Select the lines that hold the word "nanocube" and copy each one.

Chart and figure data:
(begin)

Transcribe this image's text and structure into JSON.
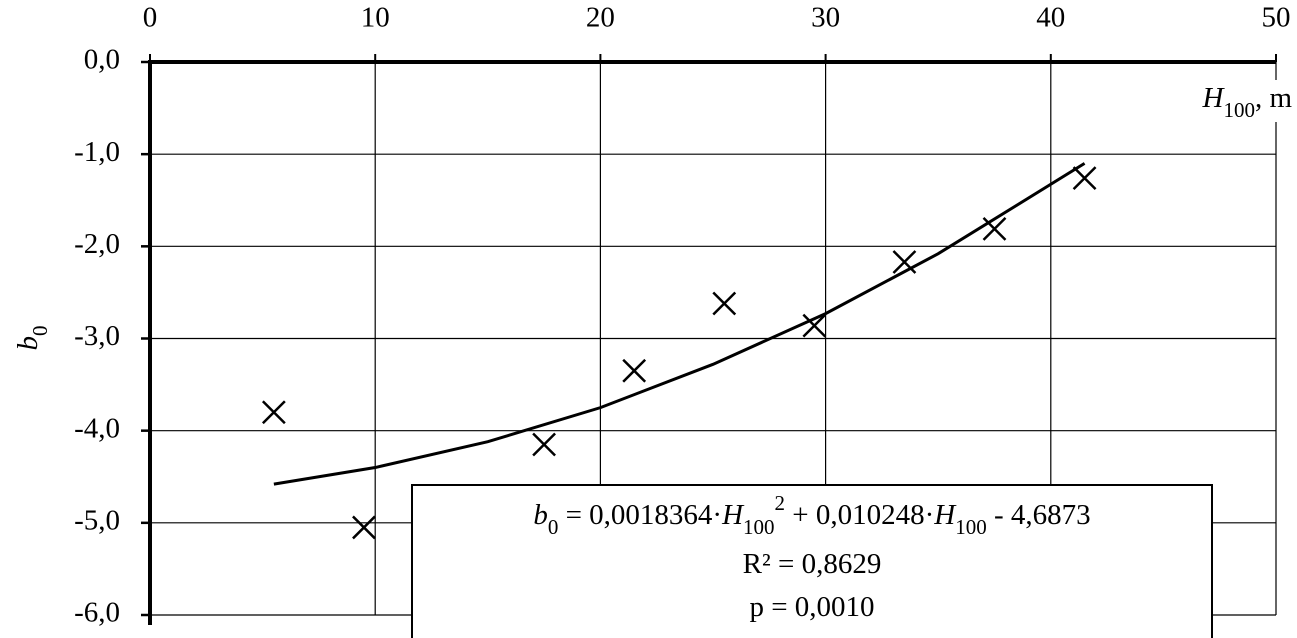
{
  "chart_data": {
    "type": "scatter",
    "x_label": [
      {
        "text": "H",
        "style": "italic"
      },
      {
        "text": "100",
        "style": "sub"
      },
      {
        "text": ", m",
        "style": "normal"
      }
    ],
    "y_label": [
      {
        "text": "b",
        "style": "italic"
      },
      {
        "text": "0",
        "style": "sub"
      }
    ],
    "xlim": [
      0,
      50
    ],
    "xticks": [
      0,
      10,
      20,
      30,
      40,
      50
    ],
    "ylim": [
      -6,
      0
    ],
    "yticks": [
      {
        "value": 0,
        "label": "0,0"
      },
      {
        "value": -1,
        "label": "-1,0"
      },
      {
        "value": -2,
        "label": "-2,0"
      },
      {
        "value": -3,
        "label": "-3,0"
      },
      {
        "value": -4,
        "label": "-4,0"
      },
      {
        "value": -5,
        "label": "-5,0"
      },
      {
        "value": -6,
        "label": "-6,0"
      }
    ],
    "grid": true,
    "series": [
      {
        "type": "scatter",
        "color": "#000000",
        "x": [
          5.5,
          9.5,
          17.5,
          21.5,
          25.5,
          29.5,
          33.5,
          37.5,
          41.5
        ],
        "values": [
          -3.8,
          -5.05,
          -4.15,
          -3.35,
          -2.62,
          -2.86,
          -2.17,
          -1.81,
          -1.26
        ]
      },
      {
        "type": "line",
        "color": "#000000",
        "x": [
          5.5,
          10,
          15,
          20,
          25,
          30,
          35,
          41.5
        ],
        "values": [
          -4.58,
          -4.4,
          -4.12,
          -3.75,
          -3.28,
          -2.73,
          -2.08,
          -1.1
        ]
      }
    ],
    "annotation": [
      [
        {
          "text": "b",
          "style": "italic"
        },
        {
          "text": "0",
          "style": "sub"
        },
        {
          "text": " = 0,0018364·",
          "style": "normal"
        },
        {
          "text": "H",
          "style": "italic"
        },
        {
          "text": "100",
          "style": "sub"
        },
        {
          "text": "2",
          "style": "sup"
        },
        {
          "text": " + 0,010248·",
          "style": "normal"
        },
        {
          "text": "H",
          "style": "italic"
        },
        {
          "text": "100",
          "style": "sub"
        },
        {
          "text": " - 4,6873",
          "style": "normal"
        }
      ],
      [
        {
          "text": "R² = 0,8629",
          "style": "normal"
        }
      ],
      [
        {
          "text": "p = 0,0010",
          "style": "normal"
        }
      ]
    ]
  }
}
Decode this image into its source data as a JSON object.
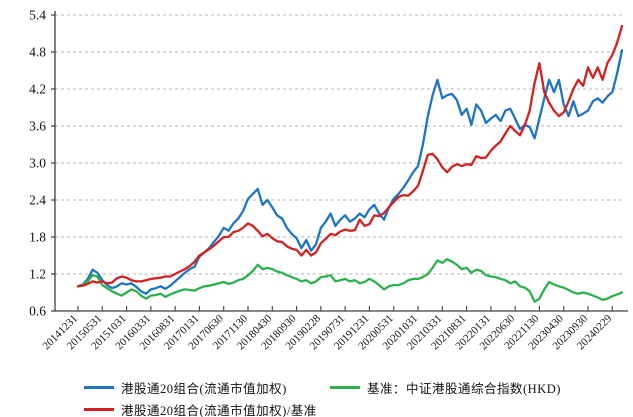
{
  "chart_data": {
    "type": "line",
    "title": "",
    "xlabel": "",
    "ylabel": "",
    "ylim": [
      0.6,
      5.4
    ],
    "y_tick_labels": [
      "5.4",
      "4.8",
      "4.2",
      "3.6",
      "3.0",
      "2.4",
      "1.8",
      "1.2",
      "0.6"
    ],
    "y_tick_values": [
      5.4,
      4.8,
      4.2,
      3.6,
      3.0,
      2.4,
      1.8,
      1.2,
      0.6
    ],
    "x_tick_labels": [
      "20141231",
      "20150531",
      "20151031",
      "20160331",
      "20160831",
      "20170131",
      "20170630",
      "20171130",
      "20180430",
      "20180930",
      "20190228",
      "20190731",
      "20191231",
      "20200531",
      "20201031",
      "20210331",
      "20210831",
      "20220131",
      "20220630",
      "20221130",
      "20230430",
      "20230930",
      "20240229"
    ],
    "months_between_ticks": 5,
    "grid": "horizontal-dashed",
    "legend_position": "bottom",
    "axis_color": "#3f3f3f",
    "grid_color": "#b3b3b3",
    "series": [
      {
        "name": "港股通20组合(流通市值加权)",
        "color": "#1E74C4",
        "values": [
          1.0,
          1.03,
          1.12,
          1.27,
          1.22,
          1.1,
          1.02,
          0.97,
          1.0,
          1.05,
          1.03,
          1.05,
          0.99,
          0.92,
          0.88,
          0.95,
          0.97,
          1.0,
          0.96,
          1.01,
          1.08,
          1.15,
          1.22,
          1.28,
          1.32,
          1.48,
          1.55,
          1.62,
          1.72,
          1.82,
          1.95,
          1.9,
          2.02,
          2.1,
          2.22,
          2.42,
          2.5,
          2.58,
          2.32,
          2.4,
          2.28,
          2.15,
          2.1,
          1.95,
          1.85,
          1.78,
          1.62,
          1.75,
          1.58,
          1.68,
          1.95,
          2.05,
          2.18,
          1.98,
          2.08,
          2.15,
          2.05,
          2.1,
          2.18,
          2.12,
          2.25,
          2.32,
          2.18,
          2.08,
          2.28,
          2.42,
          2.5,
          2.6,
          2.72,
          2.85,
          2.95,
          3.3,
          3.75,
          4.1,
          4.35,
          4.05,
          4.1,
          4.12,
          4.02,
          3.78,
          3.88,
          3.62,
          3.95,
          3.85,
          3.65,
          3.72,
          3.78,
          3.68,
          3.85,
          3.88,
          3.72,
          3.55,
          3.62,
          3.58,
          3.4,
          3.72,
          4.05,
          4.35,
          4.15,
          4.35,
          3.95,
          3.76,
          4.0,
          3.76,
          3.8,
          3.85,
          4.0,
          4.05,
          3.98,
          4.08,
          4.15,
          4.45,
          4.83
        ]
      },
      {
        "name": "基准：中证港股通综合指数(HKD)",
        "color": "#2BB14C",
        "values": [
          1.0,
          1.02,
          1.08,
          1.18,
          1.16,
          1.02,
          0.97,
          0.92,
          0.88,
          0.85,
          0.9,
          0.95,
          0.92,
          0.85,
          0.8,
          0.85,
          0.86,
          0.88,
          0.83,
          0.87,
          0.9,
          0.93,
          0.95,
          0.94,
          0.93,
          0.97,
          1.0,
          1.01,
          1.03,
          1.05,
          1.07,
          1.04,
          1.06,
          1.1,
          1.12,
          1.18,
          1.25,
          1.35,
          1.28,
          1.3,
          1.28,
          1.24,
          1.22,
          1.18,
          1.15,
          1.12,
          1.08,
          1.1,
          1.05,
          1.08,
          1.15,
          1.16,
          1.18,
          1.08,
          1.1,
          1.12,
          1.08,
          1.1,
          1.05,
          1.07,
          1.12,
          1.08,
          1.02,
          0.95,
          1.0,
          1.02,
          1.02,
          1.05,
          1.1,
          1.12,
          1.12,
          1.15,
          1.2,
          1.3,
          1.42,
          1.38,
          1.44,
          1.4,
          1.35,
          1.28,
          1.3,
          1.22,
          1.27,
          1.25,
          1.18,
          1.16,
          1.15,
          1.12,
          1.1,
          1.05,
          1.08,
          1.0,
          0.98,
          0.92,
          0.75,
          0.8,
          0.95,
          1.07,
          1.03,
          1.0,
          0.98,
          0.94,
          0.9,
          0.88,
          0.9,
          0.88,
          0.85,
          0.82,
          0.78,
          0.8,
          0.84,
          0.87,
          0.9
        ]
      },
      {
        "name": "港股通20组合(流通市值加权)/基准",
        "color": "#D32020",
        "values": [
          1.0,
          1.01,
          1.04,
          1.08,
          1.06,
          1.08,
          1.05,
          1.06,
          1.13,
          1.16,
          1.14,
          1.1,
          1.08,
          1.08,
          1.1,
          1.12,
          1.13,
          1.14,
          1.16,
          1.16,
          1.2,
          1.24,
          1.28,
          1.33,
          1.4,
          1.5,
          1.55,
          1.6,
          1.66,
          1.73,
          1.8,
          1.8,
          1.88,
          1.9,
          1.95,
          2.02,
          1.98,
          1.9,
          1.81,
          1.85,
          1.78,
          1.73,
          1.72,
          1.65,
          1.61,
          1.59,
          1.5,
          1.59,
          1.5,
          1.55,
          1.7,
          1.77,
          1.85,
          1.83,
          1.89,
          1.92,
          1.9,
          1.91,
          2.08,
          1.98,
          2.01,
          2.15,
          2.14,
          2.19,
          2.28,
          2.37,
          2.45,
          2.48,
          2.47,
          2.54,
          2.63,
          2.87,
          3.13,
          3.15,
          3.06,
          2.93,
          2.85,
          2.94,
          2.98,
          2.95,
          2.98,
          2.97,
          3.11,
          3.08,
          3.09,
          3.2,
          3.28,
          3.35,
          3.48,
          3.6,
          3.52,
          3.45,
          3.62,
          3.85,
          4.3,
          4.62,
          4.15,
          3.98,
          3.85,
          3.76,
          3.82,
          4.0,
          4.2,
          4.35,
          4.25,
          4.55,
          4.38,
          4.55,
          4.35,
          4.62,
          4.75,
          4.95,
          5.22
        ]
      }
    ]
  },
  "legend": {
    "row1_item1": "港股通20组合(流通市值加权)",
    "row1_item2": "基准：中证港股通综合指数(HKD)",
    "row2_item1": "港股通20组合(流通市值加权)/基准"
  }
}
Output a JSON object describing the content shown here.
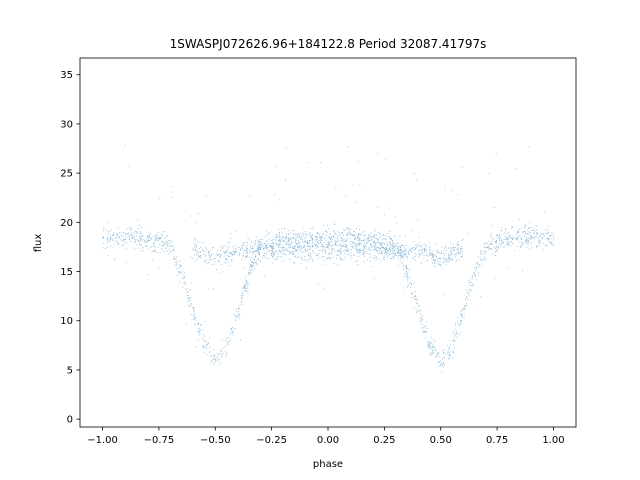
{
  "chart_data": {
    "type": "scatter",
    "title": "1SWASPJ072626.96+184122.8 Period 32087.41797s",
    "xlabel": "phase",
    "ylabel": "flux",
    "xlim": [
      -1.1,
      1.1
    ],
    "ylim": [
      -0.8,
      36.7
    ],
    "x_ticks": [
      -1.0,
      -0.75,
      -0.5,
      -0.25,
      0.0,
      0.25,
      0.5,
      0.75,
      1.0
    ],
    "x_tick_labels": [
      "−1.00",
      "−0.75",
      "−0.50",
      "−0.25",
      "0.00",
      "0.25",
      "0.50",
      "0.75",
      "1.00"
    ],
    "y_ticks": [
      0,
      5,
      10,
      15,
      20,
      25,
      30,
      35
    ],
    "y_tick_labels": [
      "0",
      "5",
      "10",
      "15",
      "20",
      "25",
      "30",
      "35"
    ],
    "grid": false,
    "legend": "none",
    "point_color": "#1f77b4",
    "series": [
      {
        "values": [
          [
            -1.0,
            18.4
          ],
          [
            -0.95,
            18.5
          ],
          [
            -0.9,
            18.6
          ],
          [
            -0.85,
            18.5
          ],
          [
            -0.8,
            18.3
          ],
          [
            -0.75,
            18.0
          ],
          [
            -0.7,
            17.6
          ],
          [
            -0.65,
            14.8
          ],
          [
            -0.6,
            11.0
          ],
          [
            -0.55,
            7.5
          ],
          [
            -0.5,
            5.8
          ],
          [
            -0.45,
            7.5
          ],
          [
            -0.4,
            11.0
          ],
          [
            -0.35,
            14.8
          ],
          [
            -0.3,
            17.6
          ],
          [
            -0.25,
            18.0
          ],
          [
            -0.2,
            18.2
          ],
          [
            -0.15,
            18.3
          ],
          [
            -0.1,
            18.4
          ],
          [
            -0.05,
            18.5
          ],
          [
            0.0,
            18.5
          ],
          [
            0.05,
            18.5
          ],
          [
            0.1,
            18.4
          ],
          [
            0.15,
            18.3
          ],
          [
            0.2,
            18.2
          ],
          [
            0.25,
            18.0
          ],
          [
            0.3,
            17.6
          ],
          [
            0.35,
            14.8
          ],
          [
            0.4,
            11.0
          ],
          [
            0.45,
            7.5
          ],
          [
            0.5,
            5.8
          ],
          [
            0.55,
            7.5
          ],
          [
            0.6,
            11.0
          ],
          [
            0.65,
            14.8
          ],
          [
            0.7,
            17.6
          ],
          [
            0.75,
            18.0
          ],
          [
            0.8,
            18.3
          ],
          [
            0.85,
            18.5
          ],
          [
            0.9,
            18.6
          ],
          [
            0.95,
            18.5
          ],
          [
            1.0,
            18.4
          ]
        ]
      },
      {
        "values": [
          [
            -0.6,
            17.2
          ],
          [
            -0.55,
            16.8
          ],
          [
            -0.5,
            16.4
          ],
          [
            -0.45,
            16.8
          ],
          [
            -0.4,
            17.2
          ],
          [
            0.4,
            17.2
          ],
          [
            0.45,
            16.8
          ],
          [
            0.5,
            16.4
          ],
          [
            0.55,
            16.8
          ],
          [
            0.6,
            17.2
          ]
        ]
      }
    ]
  }
}
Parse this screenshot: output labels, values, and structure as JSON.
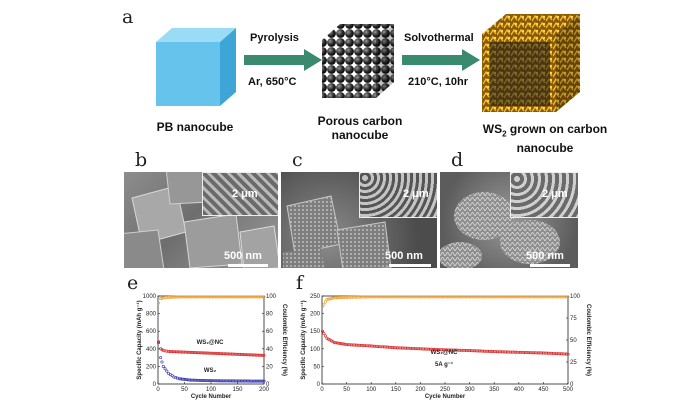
{
  "panel_a": {
    "letter": "a",
    "step1_label": "Pyrolysis",
    "step1_condition": "Ar, 650°C",
    "step2_label": "Solvothermal",
    "step2_condition": "210°C, 10hr",
    "caption1": "PB nanocube",
    "caption2_line1": "Porous carbon",
    "caption2_line2": "nanocube",
    "caption3_prefix": "WS",
    "caption3_sub": "2",
    "caption3_rest": " grown on carbon",
    "caption3_line2": "nanocube",
    "colors": {
      "cube_blue": "#6cc7ec",
      "arrow_green": "#3a8a6e",
      "carbon": "#1e1e1e",
      "ws2": "#d99a14"
    }
  },
  "panel_b": {
    "letter": "b",
    "inset_scale": "2 μm",
    "main_scale": "500 nm"
  },
  "panel_c": {
    "letter": "c",
    "inset_scale": "2 μm",
    "main_scale": "500 nm"
  },
  "panel_d": {
    "letter": "d",
    "inset_scale": "2 μm",
    "main_scale": "500 nm"
  },
  "panel_e": {
    "letter": "e"
  },
  "panel_f": {
    "letter": "f"
  },
  "chart_data": [
    {
      "panel": "e",
      "type": "scatter",
      "xlabel": "Cycle Number",
      "ylabel": "Specific Capacity (mAh g⁻¹)",
      "y2label": "Coulombic Efficiency (%)",
      "xlim": [
        0,
        200
      ],
      "ylim": [
        0,
        1000
      ],
      "y2lim": [
        0,
        100
      ],
      "xticks": [
        0,
        50,
        100,
        150,
        200
      ],
      "yticks": [
        0,
        200,
        400,
        600,
        800,
        1000
      ],
      "y2ticks": [
        0,
        20,
        40,
        60,
        80,
        100
      ],
      "annotations": [
        "WS₂@NC",
        "WS₂"
      ],
      "series": [
        {
          "name": "WS₂@NC",
          "color": "#d62a2a",
          "axis": "left",
          "x": [
            1,
            5,
            10,
            20,
            40,
            60,
            80,
            100,
            120,
            140,
            160,
            180,
            200
          ],
          "y": [
            480,
            400,
            380,
            370,
            365,
            360,
            355,
            350,
            345,
            340,
            335,
            330,
            325
          ]
        },
        {
          "name": "WS₂",
          "color": "#3535b0",
          "axis": "left",
          "x": [
            1,
            5,
            10,
            20,
            30,
            40,
            60,
            80,
            100,
            120,
            140,
            160,
            180,
            200
          ],
          "y": [
            470,
            300,
            200,
            120,
            80,
            60,
            45,
            40,
            38,
            36,
            35,
            34,
            33,
            32
          ]
        },
        {
          "name": "",
          "color": "#f0a030",
          "axis": "right",
          "x": [
            1,
            5,
            10,
            20,
            40,
            60,
            80,
            100,
            120,
            140,
            160,
            180,
            200
          ],
          "y": [
            92,
            97,
            98,
            98.5,
            99,
            99,
            99,
            99,
            99,
            99,
            99,
            99,
            99
          ]
        }
      ]
    },
    {
      "panel": "f",
      "type": "scatter",
      "xlabel": "Cycle Number",
      "ylabel": "Specific Capacity (mAh g⁻¹)",
      "y2label": "Coulombic Efficiency (%)",
      "xlim": [
        0,
        500
      ],
      "ylim": [
        0,
        250
      ],
      "y2lim": [
        0,
        100
      ],
      "xticks": [
        0,
        50,
        100,
        150,
        200,
        250,
        300,
        350,
        400,
        450,
        500
      ],
      "yticks": [
        0,
        50,
        100,
        150,
        200,
        250
      ],
      "y2ticks": [
        0,
        25,
        50,
        75,
        100
      ],
      "annotations": [
        "WS₂@NC",
        "5A g⁻¹"
      ],
      "series": [
        {
          "name": "WS₂@NC",
          "color": "#d62a2a",
          "axis": "left",
          "x": [
            1,
            10,
            25,
            50,
            100,
            150,
            200,
            250,
            300,
            350,
            400,
            450,
            500
          ],
          "y": [
            150,
            130,
            118,
            112,
            108,
            103,
            100,
            97,
            95,
            92,
            90,
            88,
            85
          ]
        },
        {
          "name": "",
          "color": "#f0a030",
          "axis": "right",
          "x": [
            1,
            10,
            25,
            50,
            100,
            150,
            200,
            250,
            300,
            350,
            400,
            450,
            500
          ],
          "y": [
            88,
            96,
            98,
            98.5,
            99,
            99,
            99,
            99,
            99,
            99,
            99,
            99,
            99
          ]
        }
      ]
    }
  ]
}
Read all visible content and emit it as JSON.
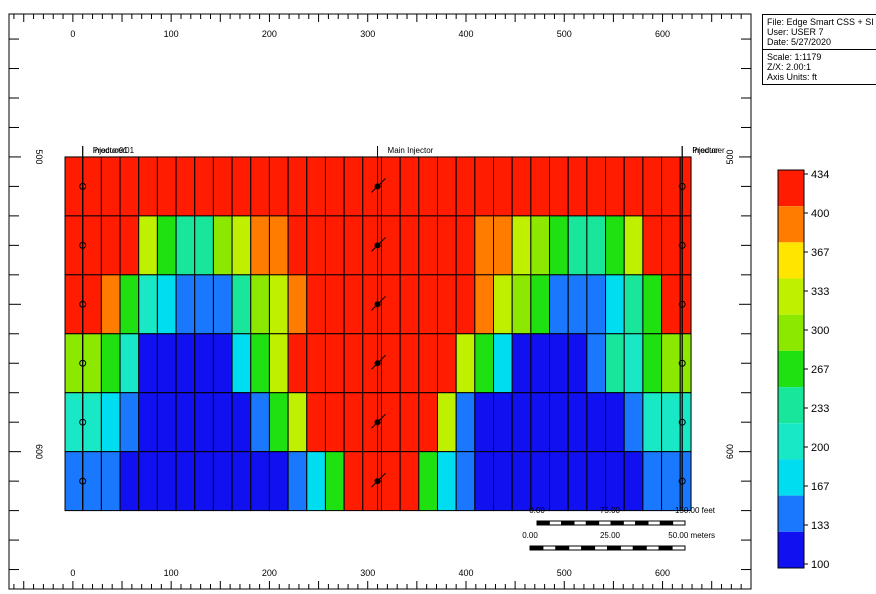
{
  "info": {
    "file": "File: Edge Smart CSS + SI",
    "user": "User:  USER 7",
    "date": "Date: 5/27/2020",
    "scale": "Scale: 1:1179",
    "zx": "Z/X: 2.00:1",
    "axis_units": "Axis Units: ft"
  },
  "x_axis": {
    "ticks": [
      "0",
      "100",
      "200",
      "300",
      "400",
      "500",
      "600"
    ],
    "tick_values": [
      0,
      100,
      200,
      300,
      400,
      500,
      600
    ],
    "range": [
      -65,
      690
    ]
  },
  "y_axis": {
    "ticks": [
      "500",
      "600"
    ],
    "tick_values": [
      500,
      600
    ],
    "range": [
      451.5,
      646.6
    ]
  },
  "wells": [
    {
      "label": "Producer01",
      "x": 10,
      "type": "producer"
    },
    {
      "label": "Injector01",
      "x": 10,
      "type": "injector"
    },
    {
      "label": "Main Injector",
      "x": 310,
      "type": "injector"
    },
    {
      "label": "Producer",
      "x": 620,
      "type": "producer"
    },
    {
      "label": "Injector",
      "x": 620,
      "type": "injector"
    }
  ],
  "scalebars": [
    {
      "labels": [
        "0.00",
        "75.00",
        "150.00 feet"
      ]
    },
    {
      "labels": [
        "0.00",
        "25.00",
        "50.00 meters"
      ]
    }
  ],
  "colorbar": {
    "labels": [
      "434",
      "400",
      "367",
      "333",
      "300",
      "267",
      "233",
      "200",
      "167",
      "133",
      "100"
    ],
    "colors": [
      "#ff1c00",
      "#ff7c00",
      "#ffe500",
      "#bff000",
      "#8de800",
      "#1fe010",
      "#18e69a",
      "#19e8c6",
      "#00dcf0",
      "#1a78ff",
      "#1010f0"
    ]
  },
  "chart_data": {
    "type": "heatmap",
    "title": "",
    "xlabel": "",
    "ylabel": "",
    "xlim": [
      -65,
      690
    ],
    "ylim": [
      451.5,
      646.6
    ],
    "x_edges": [
      -8,
      10,
      29,
      48,
      67,
      86,
      105,
      124,
      143,
      162,
      181,
      200,
      219,
      238,
      257,
      276,
      295,
      314,
      333,
      352,
      371,
      390,
      409,
      428,
      447,
      466,
      485,
      504,
      523,
      542,
      561,
      580,
      599,
      618,
      629
    ],
    "y_edges": [
      500,
      520,
      540,
      560,
      580,
      600,
      620
    ],
    "value_scale": [
      100,
      434
    ],
    "values": [
      [
        434,
        434,
        434,
        434,
        434,
        434,
        434,
        434,
        434,
        434,
        434,
        434,
        434,
        434,
        434,
        434,
        434,
        434,
        434,
        434,
        434,
        434,
        434,
        434,
        434,
        434,
        434,
        434,
        434,
        434,
        434,
        434,
        434,
        434
      ],
      [
        434,
        434,
        434,
        434,
        333,
        267,
        233,
        233,
        300,
        333,
        400,
        400,
        434,
        434,
        434,
        434,
        434,
        434,
        434,
        434,
        434,
        434,
        400,
        400,
        333,
        300,
        267,
        233,
        233,
        267,
        333,
        434,
        434,
        434
      ],
      [
        434,
        434,
        400,
        267,
        200,
        167,
        133,
        133,
        133,
        233,
        300,
        333,
        400,
        434,
        434,
        434,
        434,
        434,
        434,
        434,
        434,
        434,
        400,
        333,
        300,
        267,
        133,
        133,
        133,
        167,
        233,
        267,
        434,
        434
      ],
      [
        300,
        300,
        267,
        200,
        100,
        100,
        100,
        100,
        100,
        167,
        267,
        333,
        434,
        434,
        434,
        434,
        434,
        434,
        434,
        434,
        434,
        333,
        267,
        167,
        100,
        100,
        100,
        100,
        133,
        233,
        200,
        267,
        300,
        300
      ],
      [
        200,
        200,
        167,
        133,
        100,
        100,
        100,
        100,
        100,
        100,
        133,
        267,
        333,
        434,
        434,
        434,
        434,
        434,
        434,
        434,
        333,
        133,
        100,
        100,
        100,
        100,
        100,
        100,
        100,
        100,
        133,
        200,
        200,
        200
      ],
      [
        133,
        133,
        133,
        100,
        100,
        100,
        100,
        100,
        100,
        100,
        100,
        100,
        133,
        167,
        267,
        434,
        434,
        434,
        434,
        267,
        167,
        133,
        100,
        100,
        100,
        100,
        100,
        100,
        100,
        100,
        100,
        133,
        133,
        133
      ]
    ]
  }
}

(end)

* _FINAL RESULT_:
    "caption1": "PB nanocube",
    "caption2_line2": "nanocube",
    "caption3_line2": "nanocube",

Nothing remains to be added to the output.